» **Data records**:
────────────────────────────────────────
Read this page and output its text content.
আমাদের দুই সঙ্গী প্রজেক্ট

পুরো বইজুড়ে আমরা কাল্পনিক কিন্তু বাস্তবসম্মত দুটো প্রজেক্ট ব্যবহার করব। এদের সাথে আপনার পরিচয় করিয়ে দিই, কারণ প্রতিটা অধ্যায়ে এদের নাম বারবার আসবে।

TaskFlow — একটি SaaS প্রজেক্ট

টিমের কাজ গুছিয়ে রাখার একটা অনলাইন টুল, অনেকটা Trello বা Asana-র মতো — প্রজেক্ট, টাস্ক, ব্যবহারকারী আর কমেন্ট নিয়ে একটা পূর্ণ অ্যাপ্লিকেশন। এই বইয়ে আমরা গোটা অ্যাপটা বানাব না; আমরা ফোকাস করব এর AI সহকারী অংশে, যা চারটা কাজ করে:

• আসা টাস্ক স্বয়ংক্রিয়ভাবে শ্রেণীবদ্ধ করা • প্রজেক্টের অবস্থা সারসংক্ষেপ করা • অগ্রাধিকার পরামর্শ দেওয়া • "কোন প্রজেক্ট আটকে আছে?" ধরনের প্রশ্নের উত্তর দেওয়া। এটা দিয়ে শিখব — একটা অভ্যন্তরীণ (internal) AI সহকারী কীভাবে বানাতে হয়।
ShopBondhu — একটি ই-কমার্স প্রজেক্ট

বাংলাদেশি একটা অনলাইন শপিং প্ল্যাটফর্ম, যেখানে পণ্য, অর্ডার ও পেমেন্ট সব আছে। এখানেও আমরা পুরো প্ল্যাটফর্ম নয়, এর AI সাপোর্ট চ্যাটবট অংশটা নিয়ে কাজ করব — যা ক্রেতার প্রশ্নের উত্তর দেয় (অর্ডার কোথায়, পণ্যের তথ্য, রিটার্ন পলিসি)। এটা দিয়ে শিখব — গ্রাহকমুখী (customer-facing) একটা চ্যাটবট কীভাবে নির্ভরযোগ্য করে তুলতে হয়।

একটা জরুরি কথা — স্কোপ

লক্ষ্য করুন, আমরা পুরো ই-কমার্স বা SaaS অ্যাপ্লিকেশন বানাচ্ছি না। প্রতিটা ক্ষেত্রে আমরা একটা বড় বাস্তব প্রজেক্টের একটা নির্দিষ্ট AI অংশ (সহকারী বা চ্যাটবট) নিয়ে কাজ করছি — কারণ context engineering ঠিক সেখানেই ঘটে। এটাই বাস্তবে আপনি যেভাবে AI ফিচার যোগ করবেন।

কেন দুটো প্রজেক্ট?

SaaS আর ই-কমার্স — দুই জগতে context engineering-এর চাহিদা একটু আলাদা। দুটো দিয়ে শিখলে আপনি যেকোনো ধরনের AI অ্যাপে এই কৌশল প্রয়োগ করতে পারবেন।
────────────────────────────────────────
» **Task to complete**: Using the records above, copy every line that has the word "SaaS" in it.

» **The solution**:
TaskFlow — একটি SaaS প্রজেক্ট
লক্ষ্য করুন, আমরা পুরো ই-কমার্স বা SaaS অ্যাপ্লিকেশন বানাচ্ছি না। প্রতিটা ক্ষেত্রে আমরা একটা বড় বাস্তব প্রজেক্টের একটা নির্দিষ্ট AI অংশ (সহকারী বা চ্যাটবট) নিয়ে কাজ করছি — কারণ context engineering ঠিক সেখানেই ঘটে। এটাই বাস্তবে আপনি যেভাবে AI ফিচার যোগ করবেন।
SaaS আর ই-কমার্স — দুই জগতে context engineering-এর চাহিদা একটু আলাদা। দুটো দিয়ে শিখলে আপনি যেকোনো ধরনের AI অ্যাপে এই কৌশল প্রয়োগ করতে পারবেন।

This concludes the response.